To do.
Go through the records and show each line where the word "icon" occurs.

Items listed in a dataset.
»»

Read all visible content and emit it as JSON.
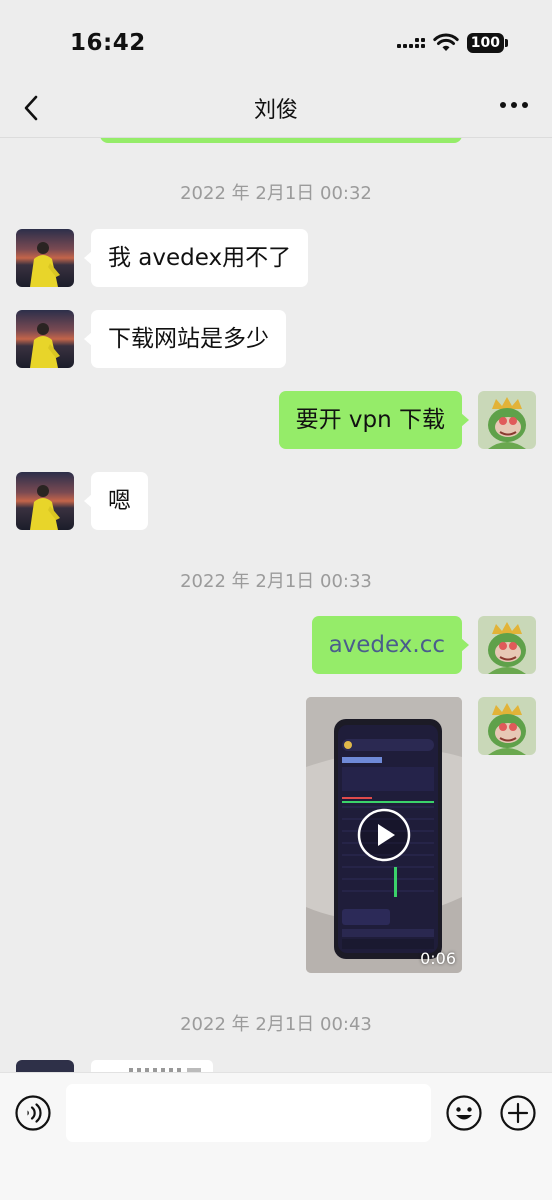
{
  "status_bar": {
    "time": "16:42",
    "battery": "100"
  },
  "header": {
    "title": "刘俊",
    "back_icon": "chevron-left-icon",
    "more_icon": "ellipsis-icon"
  },
  "messages": {
    "ts1": "2022 年 2月1日 00:32",
    "m1": "我 avedex用不了",
    "m2": "下载网站是多少",
    "m3": "要开 vpn 下载",
    "m4": "嗯",
    "ts2": "2022 年 2月1日 00:33",
    "m5": "avedex.cc",
    "video_duration": "0:06",
    "ts3": "2022 年 2月1日 00:43"
  },
  "input_bar": {
    "voice_icon": "voice-icon",
    "emoji_icon": "emoji-icon",
    "plus_icon": "plus-circle-icon",
    "placeholder": ""
  },
  "colors": {
    "background": "#ededed",
    "incoming_bubble": "#ffffff",
    "outgoing_bubble": "#95ec69",
    "timestamp": "#9b9b9b",
    "link": "#4a5d8c"
  }
}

««

Worked answer.
    "back_icon": "chevron-left-icon",
    "more_icon": "ellipsis-icon"
    "voice_icon": "voice-icon",
    "emoji_icon": "emoji-icon",
    "plus_icon": "plus-circle-icon",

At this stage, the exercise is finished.